WHAT THIS TASK INVOLVES:
Exactly the lines from the one containing "Type out the text in this image." through the final line of the listing are to be retyped, and nothing more.

RECORDS SHOWN:
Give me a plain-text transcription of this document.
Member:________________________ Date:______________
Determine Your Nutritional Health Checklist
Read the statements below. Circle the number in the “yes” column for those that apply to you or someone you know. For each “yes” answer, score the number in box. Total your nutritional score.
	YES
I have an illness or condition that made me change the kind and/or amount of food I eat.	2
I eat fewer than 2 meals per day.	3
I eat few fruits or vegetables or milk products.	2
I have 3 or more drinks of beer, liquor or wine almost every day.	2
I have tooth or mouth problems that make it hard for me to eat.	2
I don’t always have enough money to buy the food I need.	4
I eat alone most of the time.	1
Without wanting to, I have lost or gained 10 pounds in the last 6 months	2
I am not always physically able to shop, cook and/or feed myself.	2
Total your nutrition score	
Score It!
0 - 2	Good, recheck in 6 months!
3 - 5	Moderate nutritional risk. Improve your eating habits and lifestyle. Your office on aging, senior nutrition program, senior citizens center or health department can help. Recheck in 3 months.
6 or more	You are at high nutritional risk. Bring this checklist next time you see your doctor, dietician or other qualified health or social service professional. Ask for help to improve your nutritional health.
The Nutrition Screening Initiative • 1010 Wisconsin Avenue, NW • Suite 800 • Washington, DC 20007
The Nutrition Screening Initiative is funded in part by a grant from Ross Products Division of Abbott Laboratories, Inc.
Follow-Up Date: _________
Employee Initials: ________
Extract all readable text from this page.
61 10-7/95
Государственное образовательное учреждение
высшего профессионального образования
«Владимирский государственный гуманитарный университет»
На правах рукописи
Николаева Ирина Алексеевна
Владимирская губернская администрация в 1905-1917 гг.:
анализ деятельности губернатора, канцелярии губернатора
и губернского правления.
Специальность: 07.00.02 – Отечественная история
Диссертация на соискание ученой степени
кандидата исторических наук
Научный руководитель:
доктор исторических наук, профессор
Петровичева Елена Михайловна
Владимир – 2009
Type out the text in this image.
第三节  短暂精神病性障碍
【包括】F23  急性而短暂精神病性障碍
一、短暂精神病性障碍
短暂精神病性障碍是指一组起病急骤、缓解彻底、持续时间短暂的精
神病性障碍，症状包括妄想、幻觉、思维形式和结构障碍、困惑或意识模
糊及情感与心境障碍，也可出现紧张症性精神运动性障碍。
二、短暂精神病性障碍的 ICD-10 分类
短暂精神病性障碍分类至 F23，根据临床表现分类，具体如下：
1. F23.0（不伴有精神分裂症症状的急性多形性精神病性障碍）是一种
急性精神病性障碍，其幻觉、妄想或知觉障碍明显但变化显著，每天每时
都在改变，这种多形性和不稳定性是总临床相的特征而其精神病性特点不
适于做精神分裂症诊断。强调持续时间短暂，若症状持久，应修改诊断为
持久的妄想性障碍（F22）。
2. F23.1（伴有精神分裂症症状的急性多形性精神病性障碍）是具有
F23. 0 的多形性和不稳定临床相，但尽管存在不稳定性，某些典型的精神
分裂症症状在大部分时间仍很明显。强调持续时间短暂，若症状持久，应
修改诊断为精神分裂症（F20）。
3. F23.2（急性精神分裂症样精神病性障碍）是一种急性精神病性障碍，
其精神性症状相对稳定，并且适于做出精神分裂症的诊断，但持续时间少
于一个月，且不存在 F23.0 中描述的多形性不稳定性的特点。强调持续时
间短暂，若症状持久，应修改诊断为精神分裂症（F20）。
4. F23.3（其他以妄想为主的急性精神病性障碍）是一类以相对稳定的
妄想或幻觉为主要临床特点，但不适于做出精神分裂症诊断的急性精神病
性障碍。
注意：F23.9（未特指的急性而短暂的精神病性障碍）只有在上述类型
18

RIGHT ANSWER:
Type out the text in this image.
第三节  短暂精神病性障碍
【包括】F23  急性而短暂精神病性障碍
一、短暂精神病性障碍
短暂精神病性障碍是指一组起病急骤、缓解彻底、持续时间短暂的精
神病性障碍，症状包括妄想、幻觉、思维形式和结构障碍、困惑或意识模
糊及情感与心境障碍，也可出现紧张症性精神运动性障碍。
二、短暂精神病性障碍的 ICD-10 分类
短暂精神病性障碍分类至 F23，根据临床表现分类，具体如下：
1. F23.0（不伴有精神分裂症症状的急性多形性精神病性障碍）是一种
急性精神病性障碍，其幻觉、妄想或知觉障碍明显但变化显著，每天每时
都在改变，这种多形性和不稳定性是总临床相的特征而其精神病性特点不
适于做精神分裂症诊断。强调持续时间短暂，若症状持久，应修改诊断为
持久的妄想性障碍（F22）。
2. F23.1（伴有精神分裂症症状的急性多形性精神病性障碍）是具有
F23. 0 的多形性和不稳定临床相，但尽管存在不稳定性，某些典型的精神
分裂症症状在大部分时间仍很明显。强调持续时间短暂，若症状持久，应
修改诊断为精神分裂症（F20）。
3. F23.2（急性精神分裂症样精神病性障碍）是一种急性精神病性障碍，
其精神性症状相对稳定，并且适于做出精神分裂症的诊断，但持续时间少
于一个月，且不存在 F23.0 中描述的多形性不稳定性的特点。强调持续时
间短暂，若症状持久，应修改诊断为精神分裂症（F20）。
4. F23.3（其他以妄想为主的急性精神病性障碍）是一类以相对稳定的
妄想或幻觉为主要临床特点，但不适于做出精神分裂症诊断的急性精神病
性障碍。
注意：F23.9（未特指的急性而短暂的精神病性障碍）只有在上述类型
18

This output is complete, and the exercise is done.